◆ **TO DO**
Go through the entries below line by line and count those containing "davon"; the answer is that count alone.
^^^^^^^^
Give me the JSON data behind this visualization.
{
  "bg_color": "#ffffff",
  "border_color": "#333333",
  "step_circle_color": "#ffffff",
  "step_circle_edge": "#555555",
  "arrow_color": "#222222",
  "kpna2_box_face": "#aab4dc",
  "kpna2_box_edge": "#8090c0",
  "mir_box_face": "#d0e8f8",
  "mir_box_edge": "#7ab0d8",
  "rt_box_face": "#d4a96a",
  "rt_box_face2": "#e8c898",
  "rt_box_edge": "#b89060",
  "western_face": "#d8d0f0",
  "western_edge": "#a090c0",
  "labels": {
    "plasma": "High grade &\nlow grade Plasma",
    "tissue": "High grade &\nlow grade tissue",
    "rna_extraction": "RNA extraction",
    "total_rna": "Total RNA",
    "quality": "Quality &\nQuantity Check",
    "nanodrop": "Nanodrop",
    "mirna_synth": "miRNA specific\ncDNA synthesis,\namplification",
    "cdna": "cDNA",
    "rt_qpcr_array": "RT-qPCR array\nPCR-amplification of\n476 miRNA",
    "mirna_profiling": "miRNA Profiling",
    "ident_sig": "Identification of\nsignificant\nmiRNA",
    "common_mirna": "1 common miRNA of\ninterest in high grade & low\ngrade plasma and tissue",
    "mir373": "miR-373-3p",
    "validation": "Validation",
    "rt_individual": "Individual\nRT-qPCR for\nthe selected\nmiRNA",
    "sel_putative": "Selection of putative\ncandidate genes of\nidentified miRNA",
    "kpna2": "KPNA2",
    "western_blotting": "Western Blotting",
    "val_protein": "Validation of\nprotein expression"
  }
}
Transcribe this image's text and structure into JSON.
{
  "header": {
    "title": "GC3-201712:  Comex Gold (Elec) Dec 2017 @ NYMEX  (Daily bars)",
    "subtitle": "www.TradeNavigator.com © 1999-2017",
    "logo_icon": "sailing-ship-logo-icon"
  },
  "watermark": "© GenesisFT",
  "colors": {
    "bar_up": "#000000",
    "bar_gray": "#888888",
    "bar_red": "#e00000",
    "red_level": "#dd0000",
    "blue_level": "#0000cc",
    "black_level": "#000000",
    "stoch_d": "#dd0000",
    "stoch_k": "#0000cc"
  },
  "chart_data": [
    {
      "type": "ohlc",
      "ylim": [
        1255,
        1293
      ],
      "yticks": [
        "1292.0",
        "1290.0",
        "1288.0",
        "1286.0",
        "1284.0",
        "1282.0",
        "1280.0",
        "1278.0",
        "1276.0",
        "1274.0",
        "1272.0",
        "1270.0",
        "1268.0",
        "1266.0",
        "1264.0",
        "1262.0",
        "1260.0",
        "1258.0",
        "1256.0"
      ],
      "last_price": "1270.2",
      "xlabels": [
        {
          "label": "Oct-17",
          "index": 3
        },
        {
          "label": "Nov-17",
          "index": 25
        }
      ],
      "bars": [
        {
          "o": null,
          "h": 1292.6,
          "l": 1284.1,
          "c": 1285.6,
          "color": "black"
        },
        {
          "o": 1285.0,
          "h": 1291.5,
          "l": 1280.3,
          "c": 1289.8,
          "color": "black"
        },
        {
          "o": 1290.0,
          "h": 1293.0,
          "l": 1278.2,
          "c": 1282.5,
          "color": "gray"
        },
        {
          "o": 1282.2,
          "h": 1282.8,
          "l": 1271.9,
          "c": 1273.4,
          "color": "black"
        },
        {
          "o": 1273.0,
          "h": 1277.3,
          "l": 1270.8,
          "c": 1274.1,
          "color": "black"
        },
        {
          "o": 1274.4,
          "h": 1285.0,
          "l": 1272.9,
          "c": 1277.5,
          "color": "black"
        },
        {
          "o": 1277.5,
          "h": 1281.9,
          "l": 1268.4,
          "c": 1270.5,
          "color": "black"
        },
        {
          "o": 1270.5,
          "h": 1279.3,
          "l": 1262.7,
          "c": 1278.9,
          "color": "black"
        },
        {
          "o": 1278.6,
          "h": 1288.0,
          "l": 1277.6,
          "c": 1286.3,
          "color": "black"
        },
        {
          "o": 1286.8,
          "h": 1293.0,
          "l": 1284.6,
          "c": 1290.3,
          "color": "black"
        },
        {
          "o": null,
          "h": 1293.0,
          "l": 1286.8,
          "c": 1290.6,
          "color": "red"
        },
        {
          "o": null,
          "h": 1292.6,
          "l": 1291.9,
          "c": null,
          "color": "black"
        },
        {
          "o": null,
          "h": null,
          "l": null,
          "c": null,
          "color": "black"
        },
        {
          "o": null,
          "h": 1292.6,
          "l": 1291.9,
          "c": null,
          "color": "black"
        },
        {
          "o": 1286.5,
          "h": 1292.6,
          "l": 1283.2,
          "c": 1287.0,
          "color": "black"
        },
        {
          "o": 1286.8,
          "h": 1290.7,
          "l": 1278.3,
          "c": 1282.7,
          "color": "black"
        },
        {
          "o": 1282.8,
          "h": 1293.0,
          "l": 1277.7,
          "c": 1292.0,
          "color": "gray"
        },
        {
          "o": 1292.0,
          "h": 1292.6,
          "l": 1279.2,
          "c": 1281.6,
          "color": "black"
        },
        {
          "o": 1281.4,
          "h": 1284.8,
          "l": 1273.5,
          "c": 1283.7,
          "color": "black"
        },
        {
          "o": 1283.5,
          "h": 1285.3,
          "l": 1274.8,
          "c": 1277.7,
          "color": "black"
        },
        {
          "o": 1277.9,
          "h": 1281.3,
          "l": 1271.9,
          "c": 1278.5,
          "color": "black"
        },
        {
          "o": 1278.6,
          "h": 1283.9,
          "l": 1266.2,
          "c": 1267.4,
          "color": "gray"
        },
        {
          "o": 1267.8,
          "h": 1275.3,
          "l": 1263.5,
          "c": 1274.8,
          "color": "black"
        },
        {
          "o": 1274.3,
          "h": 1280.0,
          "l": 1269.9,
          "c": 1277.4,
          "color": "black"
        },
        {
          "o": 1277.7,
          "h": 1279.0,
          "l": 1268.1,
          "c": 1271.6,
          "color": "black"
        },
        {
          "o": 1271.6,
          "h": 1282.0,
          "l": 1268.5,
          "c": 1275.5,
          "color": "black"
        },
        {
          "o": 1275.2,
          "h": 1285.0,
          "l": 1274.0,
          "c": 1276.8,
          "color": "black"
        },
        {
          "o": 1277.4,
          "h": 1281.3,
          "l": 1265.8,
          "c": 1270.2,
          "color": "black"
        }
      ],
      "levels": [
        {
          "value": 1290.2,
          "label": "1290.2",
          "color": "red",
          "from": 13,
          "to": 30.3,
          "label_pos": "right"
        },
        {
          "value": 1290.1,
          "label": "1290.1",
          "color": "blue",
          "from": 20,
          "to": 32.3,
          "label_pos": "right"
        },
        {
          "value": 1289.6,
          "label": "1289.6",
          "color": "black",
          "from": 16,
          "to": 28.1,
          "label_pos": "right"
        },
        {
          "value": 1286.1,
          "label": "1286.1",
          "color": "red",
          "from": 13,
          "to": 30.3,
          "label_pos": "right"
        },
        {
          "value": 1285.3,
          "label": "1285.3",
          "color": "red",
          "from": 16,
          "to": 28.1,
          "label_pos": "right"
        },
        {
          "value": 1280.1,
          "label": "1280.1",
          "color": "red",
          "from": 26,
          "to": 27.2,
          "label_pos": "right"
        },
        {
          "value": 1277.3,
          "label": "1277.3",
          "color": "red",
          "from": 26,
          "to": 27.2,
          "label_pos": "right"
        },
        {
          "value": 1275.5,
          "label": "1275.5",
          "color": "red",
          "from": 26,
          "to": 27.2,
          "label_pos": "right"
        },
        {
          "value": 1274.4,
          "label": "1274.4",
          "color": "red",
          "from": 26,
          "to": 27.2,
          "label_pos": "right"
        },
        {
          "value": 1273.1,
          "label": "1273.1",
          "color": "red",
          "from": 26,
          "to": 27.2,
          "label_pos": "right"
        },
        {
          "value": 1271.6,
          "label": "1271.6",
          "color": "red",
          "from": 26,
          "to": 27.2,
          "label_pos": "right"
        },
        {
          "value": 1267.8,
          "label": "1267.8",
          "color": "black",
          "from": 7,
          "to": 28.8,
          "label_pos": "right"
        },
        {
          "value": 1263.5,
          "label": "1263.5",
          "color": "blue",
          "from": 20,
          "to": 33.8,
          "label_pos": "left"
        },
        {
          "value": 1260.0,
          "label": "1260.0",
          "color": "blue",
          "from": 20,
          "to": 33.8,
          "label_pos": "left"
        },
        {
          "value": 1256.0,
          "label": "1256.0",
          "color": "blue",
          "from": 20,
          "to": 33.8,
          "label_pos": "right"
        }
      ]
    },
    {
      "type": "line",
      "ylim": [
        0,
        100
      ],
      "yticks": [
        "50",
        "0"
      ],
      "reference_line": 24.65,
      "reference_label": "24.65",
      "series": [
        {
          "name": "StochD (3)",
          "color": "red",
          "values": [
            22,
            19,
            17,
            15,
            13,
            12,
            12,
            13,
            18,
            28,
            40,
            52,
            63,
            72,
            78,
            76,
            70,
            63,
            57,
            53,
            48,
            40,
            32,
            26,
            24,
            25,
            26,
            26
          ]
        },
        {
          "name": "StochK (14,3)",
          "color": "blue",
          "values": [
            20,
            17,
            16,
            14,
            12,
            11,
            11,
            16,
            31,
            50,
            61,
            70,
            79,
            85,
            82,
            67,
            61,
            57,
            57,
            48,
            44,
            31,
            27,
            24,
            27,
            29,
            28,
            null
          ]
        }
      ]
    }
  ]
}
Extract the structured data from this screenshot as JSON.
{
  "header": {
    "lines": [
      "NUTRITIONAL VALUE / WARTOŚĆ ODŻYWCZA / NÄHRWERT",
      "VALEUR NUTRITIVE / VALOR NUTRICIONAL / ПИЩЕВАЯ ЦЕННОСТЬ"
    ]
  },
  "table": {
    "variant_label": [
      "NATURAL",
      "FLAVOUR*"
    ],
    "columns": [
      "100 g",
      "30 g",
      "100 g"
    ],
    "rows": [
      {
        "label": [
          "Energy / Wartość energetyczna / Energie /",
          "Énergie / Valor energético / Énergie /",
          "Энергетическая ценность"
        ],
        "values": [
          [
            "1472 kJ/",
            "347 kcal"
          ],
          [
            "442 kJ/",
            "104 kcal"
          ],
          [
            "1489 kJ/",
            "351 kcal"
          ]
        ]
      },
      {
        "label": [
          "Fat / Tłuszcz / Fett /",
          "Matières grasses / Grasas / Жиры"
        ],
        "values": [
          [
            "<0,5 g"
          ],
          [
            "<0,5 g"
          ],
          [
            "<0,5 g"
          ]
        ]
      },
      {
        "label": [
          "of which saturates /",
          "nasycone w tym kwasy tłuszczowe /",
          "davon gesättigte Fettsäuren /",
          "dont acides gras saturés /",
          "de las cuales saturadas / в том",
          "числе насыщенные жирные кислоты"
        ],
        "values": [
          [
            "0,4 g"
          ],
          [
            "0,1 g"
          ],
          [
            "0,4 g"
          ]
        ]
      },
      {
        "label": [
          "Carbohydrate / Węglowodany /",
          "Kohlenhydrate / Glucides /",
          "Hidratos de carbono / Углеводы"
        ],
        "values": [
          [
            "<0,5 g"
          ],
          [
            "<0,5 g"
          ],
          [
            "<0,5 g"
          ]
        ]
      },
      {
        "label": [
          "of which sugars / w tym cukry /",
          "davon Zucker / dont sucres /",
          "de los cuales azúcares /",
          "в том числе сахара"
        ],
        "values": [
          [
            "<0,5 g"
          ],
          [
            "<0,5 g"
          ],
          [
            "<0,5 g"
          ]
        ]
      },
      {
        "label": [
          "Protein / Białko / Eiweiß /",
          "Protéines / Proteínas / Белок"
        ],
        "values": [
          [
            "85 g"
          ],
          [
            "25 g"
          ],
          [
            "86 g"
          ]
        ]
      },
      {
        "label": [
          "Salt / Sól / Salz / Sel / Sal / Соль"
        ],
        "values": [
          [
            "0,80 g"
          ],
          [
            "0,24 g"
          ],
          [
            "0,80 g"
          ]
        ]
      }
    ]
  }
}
^^^^^^^^
◆ **RESPONSE TO THIS EXERCISE**
2